_GIVEN INSTRUCTION_
Using the material below, copy every line where "this" appears.

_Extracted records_
········

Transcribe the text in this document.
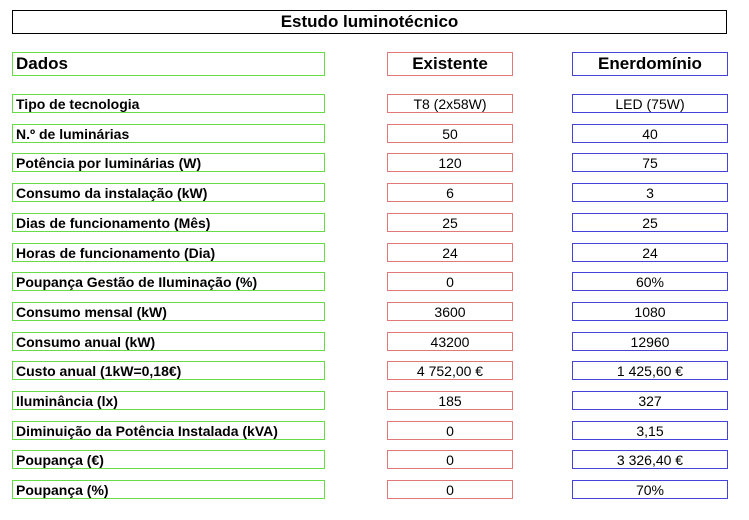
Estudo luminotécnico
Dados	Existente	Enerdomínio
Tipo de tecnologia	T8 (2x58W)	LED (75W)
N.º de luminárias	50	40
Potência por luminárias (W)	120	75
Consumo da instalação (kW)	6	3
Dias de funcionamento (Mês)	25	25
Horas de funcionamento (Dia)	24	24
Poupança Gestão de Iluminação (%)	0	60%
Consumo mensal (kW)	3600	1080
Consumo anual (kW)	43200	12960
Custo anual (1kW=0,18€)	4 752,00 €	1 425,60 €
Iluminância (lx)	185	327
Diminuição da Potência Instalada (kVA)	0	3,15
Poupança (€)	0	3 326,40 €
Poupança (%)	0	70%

········

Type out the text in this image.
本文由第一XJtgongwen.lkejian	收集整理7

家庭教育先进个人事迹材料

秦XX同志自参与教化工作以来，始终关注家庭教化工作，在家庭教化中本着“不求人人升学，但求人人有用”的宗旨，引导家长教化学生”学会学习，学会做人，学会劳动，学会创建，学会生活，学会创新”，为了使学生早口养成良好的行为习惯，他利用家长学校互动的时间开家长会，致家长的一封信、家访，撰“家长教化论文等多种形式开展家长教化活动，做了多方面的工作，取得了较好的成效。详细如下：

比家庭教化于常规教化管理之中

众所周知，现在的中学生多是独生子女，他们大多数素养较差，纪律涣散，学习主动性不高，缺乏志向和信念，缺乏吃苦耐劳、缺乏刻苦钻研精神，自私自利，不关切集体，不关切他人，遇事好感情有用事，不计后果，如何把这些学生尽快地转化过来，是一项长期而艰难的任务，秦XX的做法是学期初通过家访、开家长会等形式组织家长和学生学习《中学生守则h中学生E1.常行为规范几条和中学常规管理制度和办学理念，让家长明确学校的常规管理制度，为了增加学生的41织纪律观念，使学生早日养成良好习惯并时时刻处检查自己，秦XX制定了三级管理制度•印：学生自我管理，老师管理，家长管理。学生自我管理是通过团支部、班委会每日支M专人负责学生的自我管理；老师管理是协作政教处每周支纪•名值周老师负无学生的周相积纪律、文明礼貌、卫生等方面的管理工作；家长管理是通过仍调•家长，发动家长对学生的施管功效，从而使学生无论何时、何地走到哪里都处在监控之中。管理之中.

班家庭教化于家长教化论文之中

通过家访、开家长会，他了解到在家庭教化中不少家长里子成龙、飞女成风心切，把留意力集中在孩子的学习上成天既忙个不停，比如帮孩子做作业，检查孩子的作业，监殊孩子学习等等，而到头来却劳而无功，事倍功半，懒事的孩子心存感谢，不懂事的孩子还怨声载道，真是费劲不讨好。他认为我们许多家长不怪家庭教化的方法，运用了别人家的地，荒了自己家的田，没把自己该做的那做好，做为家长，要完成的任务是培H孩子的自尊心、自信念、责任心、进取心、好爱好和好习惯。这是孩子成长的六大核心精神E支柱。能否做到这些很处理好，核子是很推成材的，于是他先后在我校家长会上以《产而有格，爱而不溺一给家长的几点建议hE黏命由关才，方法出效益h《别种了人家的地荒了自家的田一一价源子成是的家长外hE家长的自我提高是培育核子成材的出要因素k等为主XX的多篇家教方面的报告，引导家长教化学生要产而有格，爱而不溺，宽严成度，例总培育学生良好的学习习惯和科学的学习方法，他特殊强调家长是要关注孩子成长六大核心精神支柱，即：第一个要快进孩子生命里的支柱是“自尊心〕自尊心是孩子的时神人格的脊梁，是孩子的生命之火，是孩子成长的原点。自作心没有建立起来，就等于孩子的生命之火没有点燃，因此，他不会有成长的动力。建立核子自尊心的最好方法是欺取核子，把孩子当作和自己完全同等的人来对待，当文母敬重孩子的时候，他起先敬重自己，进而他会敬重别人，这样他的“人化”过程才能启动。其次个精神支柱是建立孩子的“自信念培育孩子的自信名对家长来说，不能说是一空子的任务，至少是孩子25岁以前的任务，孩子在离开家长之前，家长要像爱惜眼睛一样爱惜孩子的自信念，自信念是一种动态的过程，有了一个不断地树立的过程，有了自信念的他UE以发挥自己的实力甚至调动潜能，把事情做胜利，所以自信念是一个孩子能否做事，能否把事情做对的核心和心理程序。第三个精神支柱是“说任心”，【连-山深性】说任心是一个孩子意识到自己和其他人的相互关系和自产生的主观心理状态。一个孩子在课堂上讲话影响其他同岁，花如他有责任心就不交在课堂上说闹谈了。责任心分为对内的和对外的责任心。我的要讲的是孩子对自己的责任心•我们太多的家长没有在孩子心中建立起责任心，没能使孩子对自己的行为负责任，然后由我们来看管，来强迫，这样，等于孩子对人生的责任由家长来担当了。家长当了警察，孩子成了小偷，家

········

_SOLUTION BELOW_
Transcribe the text in this document.
Type out the text in this image.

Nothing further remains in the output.